REQUEST: Your output must consist solely of the lines from the one containing "Extract all readable text from this page." through the end of the records, reproduced exactly.

Recorded data
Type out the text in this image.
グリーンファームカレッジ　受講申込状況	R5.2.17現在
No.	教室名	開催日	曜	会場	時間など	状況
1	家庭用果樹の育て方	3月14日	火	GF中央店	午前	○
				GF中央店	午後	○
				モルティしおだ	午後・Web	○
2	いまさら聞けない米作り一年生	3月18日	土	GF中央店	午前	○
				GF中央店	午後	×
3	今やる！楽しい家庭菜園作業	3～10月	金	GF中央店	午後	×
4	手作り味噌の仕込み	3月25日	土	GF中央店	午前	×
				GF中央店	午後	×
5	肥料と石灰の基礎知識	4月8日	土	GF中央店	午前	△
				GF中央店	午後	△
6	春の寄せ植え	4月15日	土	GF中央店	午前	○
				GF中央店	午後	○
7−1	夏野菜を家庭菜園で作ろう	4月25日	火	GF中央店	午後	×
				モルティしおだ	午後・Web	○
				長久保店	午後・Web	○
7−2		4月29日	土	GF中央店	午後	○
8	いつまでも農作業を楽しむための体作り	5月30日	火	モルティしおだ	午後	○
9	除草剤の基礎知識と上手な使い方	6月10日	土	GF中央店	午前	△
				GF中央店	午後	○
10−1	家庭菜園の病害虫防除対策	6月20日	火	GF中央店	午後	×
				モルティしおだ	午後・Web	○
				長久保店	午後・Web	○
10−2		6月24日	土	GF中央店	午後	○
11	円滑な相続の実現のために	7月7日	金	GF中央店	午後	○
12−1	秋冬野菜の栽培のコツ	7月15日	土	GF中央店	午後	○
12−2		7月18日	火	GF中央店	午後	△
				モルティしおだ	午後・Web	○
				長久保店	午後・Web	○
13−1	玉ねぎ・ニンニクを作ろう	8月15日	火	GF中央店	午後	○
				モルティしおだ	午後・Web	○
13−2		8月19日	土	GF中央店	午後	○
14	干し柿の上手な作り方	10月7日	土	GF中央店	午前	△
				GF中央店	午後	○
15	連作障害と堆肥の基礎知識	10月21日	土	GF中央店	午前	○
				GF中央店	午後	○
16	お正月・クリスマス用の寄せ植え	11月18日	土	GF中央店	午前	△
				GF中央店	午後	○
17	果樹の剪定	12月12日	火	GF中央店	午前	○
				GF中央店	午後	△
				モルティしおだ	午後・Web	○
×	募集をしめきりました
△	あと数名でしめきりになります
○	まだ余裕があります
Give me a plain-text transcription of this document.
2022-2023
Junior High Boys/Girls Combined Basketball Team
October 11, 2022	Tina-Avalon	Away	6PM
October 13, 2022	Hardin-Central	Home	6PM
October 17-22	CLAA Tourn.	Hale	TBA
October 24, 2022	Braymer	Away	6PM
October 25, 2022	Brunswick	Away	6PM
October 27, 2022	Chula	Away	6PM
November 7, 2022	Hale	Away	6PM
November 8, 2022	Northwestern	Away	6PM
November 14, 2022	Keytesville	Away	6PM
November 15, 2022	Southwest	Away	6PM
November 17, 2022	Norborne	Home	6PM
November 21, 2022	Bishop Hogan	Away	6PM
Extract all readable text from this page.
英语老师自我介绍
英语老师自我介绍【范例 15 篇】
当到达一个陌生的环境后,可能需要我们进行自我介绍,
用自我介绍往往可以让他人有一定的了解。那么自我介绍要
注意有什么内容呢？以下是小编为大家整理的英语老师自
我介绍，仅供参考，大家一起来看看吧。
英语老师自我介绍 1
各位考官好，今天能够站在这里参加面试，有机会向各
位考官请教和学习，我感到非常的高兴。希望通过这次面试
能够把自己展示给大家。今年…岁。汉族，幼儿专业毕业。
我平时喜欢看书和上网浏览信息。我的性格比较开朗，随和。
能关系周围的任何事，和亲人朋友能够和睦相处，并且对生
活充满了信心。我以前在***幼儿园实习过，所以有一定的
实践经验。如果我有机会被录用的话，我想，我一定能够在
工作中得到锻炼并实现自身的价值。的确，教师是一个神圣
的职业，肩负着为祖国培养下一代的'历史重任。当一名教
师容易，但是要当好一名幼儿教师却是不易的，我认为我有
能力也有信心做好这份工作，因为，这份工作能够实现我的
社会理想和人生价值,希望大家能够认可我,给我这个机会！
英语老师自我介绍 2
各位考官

FINISHED ANSWER:
Extract all readable text from this page.
英语老师自我介绍
英语老师自我介绍【范例 15 篇】
当到达一个陌生的环境后,可能需要我们进行自我介绍,
用自我介绍往往可以让他人有一定的了解。那么自我介绍要
注意有什么内容呢？以下是小编为大家整理的英语老师自
我介绍，仅供参考，大家一起来看看吧。
英语老师自我介绍 1
各位考官好，今天能够站在这里参加面试，有机会向各
位考官请教和学习，我感到非常的高兴。希望通过这次面试
能够把自己展示给大家。今年…岁。汉族，幼儿专业毕业。
我平时喜欢看书和上网浏览信息。我的性格比较开朗，随和。
能关系周围的任何事，和亲人朋友能够和睦相处，并且对生
活充满了信心。我以前在***幼儿园实习过，所以有一定的
实践经验。如果我有机会被录用的话，我想，我一定能够在
工作中得到锻炼并实现自身的价值。的确，教师是一个神圣
的职业，肩负着为祖国培养下一代的'历史重任。当一名教
师容易，但是要当好一名幼儿教师却是不易的，我认为我有
能力也有信心做好这份工作，因为，这份工作能够实现我的
社会理想和人生价值,希望大家能够认可我,给我这个机会！
英语老师自我介绍 2
各位考官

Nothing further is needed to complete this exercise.